▶ [本文]
プロローグ──ダーウィン、この有名なのに未知の人 

ペシミズムとオプティミズム、貴族主義と民主主義、個人主義と社会主義、こういった相対立する思想が、長い間ダーウィン思想を断片化して競い合うことになる。

セレスタン・ブグレ、ケンブリッジでのダーウィン生誕100周年記念式典、1909年

 ディエゴ・リベラは芸術の歴史のなかで「壁面主義」の代表者として知られている。このメキシコの芸術運動は1930年代に、『ファシズムの過程』、『人類の行進』〔以上、シケイロス作〕、とりわけ『十字路の人物』〔リベラ作〕などの大フレスコ画によって民衆を教化していた。ネルソン・ロックフェラーが自分の大会社の建物〔ニューヨークのロックフェラー・センター〕に設置するために注文したこの巨大な絵画のなかで、リベラは産業時代の2つの主要イデオロギーである社会主義と自由主義を顕揚している。中央に置かれた人物の左側には当然のごとくあらゆるマルクス主義革命家が配置されている。リベラがコミュニストであったからだ。しかし右端にはストライキを弾圧する警官とドイツ軍の兵士が描かれていて、その真ん中に学者ダーウィンの姿が見える……

ディエゴ・リベラ『十字路の人物』1933(復元版)

▶ [取り組む課題]
**1.** 本文によると、『十字路の人物』を注文したのは誰か。
**2.** 次の(a)〜(c)が本文の内容と合っているかを「はい」か「いいえ」で答え、判断の決め手となる本文の語句をそのまま引用せよ。(a) 壁面主義は1930年代のメキシコの芸術運動である。(b) 『ファシズムの過程』はリベラの作品である。(c) ダーウィンの姿は絵の左側に描かれている。

▶ [データ項目]
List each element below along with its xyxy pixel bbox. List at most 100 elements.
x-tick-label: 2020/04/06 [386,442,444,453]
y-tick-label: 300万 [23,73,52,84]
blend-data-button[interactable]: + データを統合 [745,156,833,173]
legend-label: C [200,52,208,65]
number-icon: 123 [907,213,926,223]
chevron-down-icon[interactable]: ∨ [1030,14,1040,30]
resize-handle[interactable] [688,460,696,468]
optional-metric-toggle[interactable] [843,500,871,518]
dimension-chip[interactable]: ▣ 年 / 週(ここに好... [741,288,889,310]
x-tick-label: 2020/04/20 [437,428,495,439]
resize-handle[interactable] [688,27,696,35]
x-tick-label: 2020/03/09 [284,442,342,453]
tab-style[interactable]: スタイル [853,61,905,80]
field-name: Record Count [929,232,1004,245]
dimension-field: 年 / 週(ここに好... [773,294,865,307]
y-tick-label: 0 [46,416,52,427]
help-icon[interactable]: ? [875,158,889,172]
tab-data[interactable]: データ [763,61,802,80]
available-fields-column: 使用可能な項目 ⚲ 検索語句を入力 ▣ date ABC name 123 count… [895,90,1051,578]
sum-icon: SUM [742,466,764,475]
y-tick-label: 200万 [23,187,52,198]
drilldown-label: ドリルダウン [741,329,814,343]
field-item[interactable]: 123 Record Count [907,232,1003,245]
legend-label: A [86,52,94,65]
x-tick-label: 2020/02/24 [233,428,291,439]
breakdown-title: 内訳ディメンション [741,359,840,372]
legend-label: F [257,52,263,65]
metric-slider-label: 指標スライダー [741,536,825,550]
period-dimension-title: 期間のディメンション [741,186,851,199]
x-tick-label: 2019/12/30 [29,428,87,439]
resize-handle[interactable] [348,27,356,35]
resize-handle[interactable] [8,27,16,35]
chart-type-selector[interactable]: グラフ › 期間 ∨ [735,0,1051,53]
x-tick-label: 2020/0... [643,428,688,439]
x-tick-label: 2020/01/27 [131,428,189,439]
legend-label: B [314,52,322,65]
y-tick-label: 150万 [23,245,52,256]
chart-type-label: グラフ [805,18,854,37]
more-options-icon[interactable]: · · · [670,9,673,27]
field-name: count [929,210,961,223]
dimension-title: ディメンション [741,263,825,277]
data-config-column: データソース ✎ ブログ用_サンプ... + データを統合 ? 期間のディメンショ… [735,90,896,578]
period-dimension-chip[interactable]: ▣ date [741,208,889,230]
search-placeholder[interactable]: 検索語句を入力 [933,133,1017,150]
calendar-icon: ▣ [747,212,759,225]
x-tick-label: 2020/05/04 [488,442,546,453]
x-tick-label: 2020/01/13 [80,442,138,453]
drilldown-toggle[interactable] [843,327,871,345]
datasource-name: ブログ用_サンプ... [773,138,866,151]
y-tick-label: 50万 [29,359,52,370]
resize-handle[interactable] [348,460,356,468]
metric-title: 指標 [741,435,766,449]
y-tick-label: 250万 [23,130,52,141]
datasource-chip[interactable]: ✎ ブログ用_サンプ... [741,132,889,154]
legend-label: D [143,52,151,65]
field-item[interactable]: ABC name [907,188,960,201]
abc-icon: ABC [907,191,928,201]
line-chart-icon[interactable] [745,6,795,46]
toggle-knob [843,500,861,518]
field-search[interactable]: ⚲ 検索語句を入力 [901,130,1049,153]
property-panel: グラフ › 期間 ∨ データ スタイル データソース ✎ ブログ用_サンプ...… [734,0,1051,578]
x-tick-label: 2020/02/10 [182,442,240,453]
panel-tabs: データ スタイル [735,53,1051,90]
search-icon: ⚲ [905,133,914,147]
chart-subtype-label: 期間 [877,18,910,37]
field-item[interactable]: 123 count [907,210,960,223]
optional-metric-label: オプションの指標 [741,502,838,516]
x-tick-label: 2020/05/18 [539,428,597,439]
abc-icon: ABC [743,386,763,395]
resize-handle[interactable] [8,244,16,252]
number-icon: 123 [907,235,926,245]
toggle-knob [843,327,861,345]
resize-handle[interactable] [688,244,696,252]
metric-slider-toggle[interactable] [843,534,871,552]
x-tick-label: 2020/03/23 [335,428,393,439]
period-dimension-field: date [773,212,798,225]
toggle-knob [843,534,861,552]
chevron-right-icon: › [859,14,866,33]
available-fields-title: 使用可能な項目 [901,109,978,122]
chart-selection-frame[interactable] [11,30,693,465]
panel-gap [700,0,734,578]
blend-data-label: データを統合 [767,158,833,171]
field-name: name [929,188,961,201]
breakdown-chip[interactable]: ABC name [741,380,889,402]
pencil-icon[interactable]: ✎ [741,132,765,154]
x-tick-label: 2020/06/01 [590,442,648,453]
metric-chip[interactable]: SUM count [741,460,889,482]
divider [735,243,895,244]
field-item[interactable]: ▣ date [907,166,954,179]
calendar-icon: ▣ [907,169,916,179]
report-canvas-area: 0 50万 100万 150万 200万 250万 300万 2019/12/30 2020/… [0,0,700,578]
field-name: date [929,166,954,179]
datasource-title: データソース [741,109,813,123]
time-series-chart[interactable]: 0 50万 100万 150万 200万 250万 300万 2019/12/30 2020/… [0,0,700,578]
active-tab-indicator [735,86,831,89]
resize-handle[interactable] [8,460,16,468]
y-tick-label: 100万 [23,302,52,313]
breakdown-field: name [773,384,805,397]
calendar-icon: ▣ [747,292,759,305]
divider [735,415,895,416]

▶ [課題の解答]
**1.** ネルソン・ロックフェラーである。

**2.**
(a) はい。「このメキシコの芸術運動は1930年代に」
(b) いいえ。「『ファシズムの過程』、『人類の行進』〔以上、シケイロス作〕」
(c) いいえ。「右端にはストライキを弾圧する警官とドイツ軍の兵士が描かれていて、その真ん中に学者ダーウィンの姿が見える」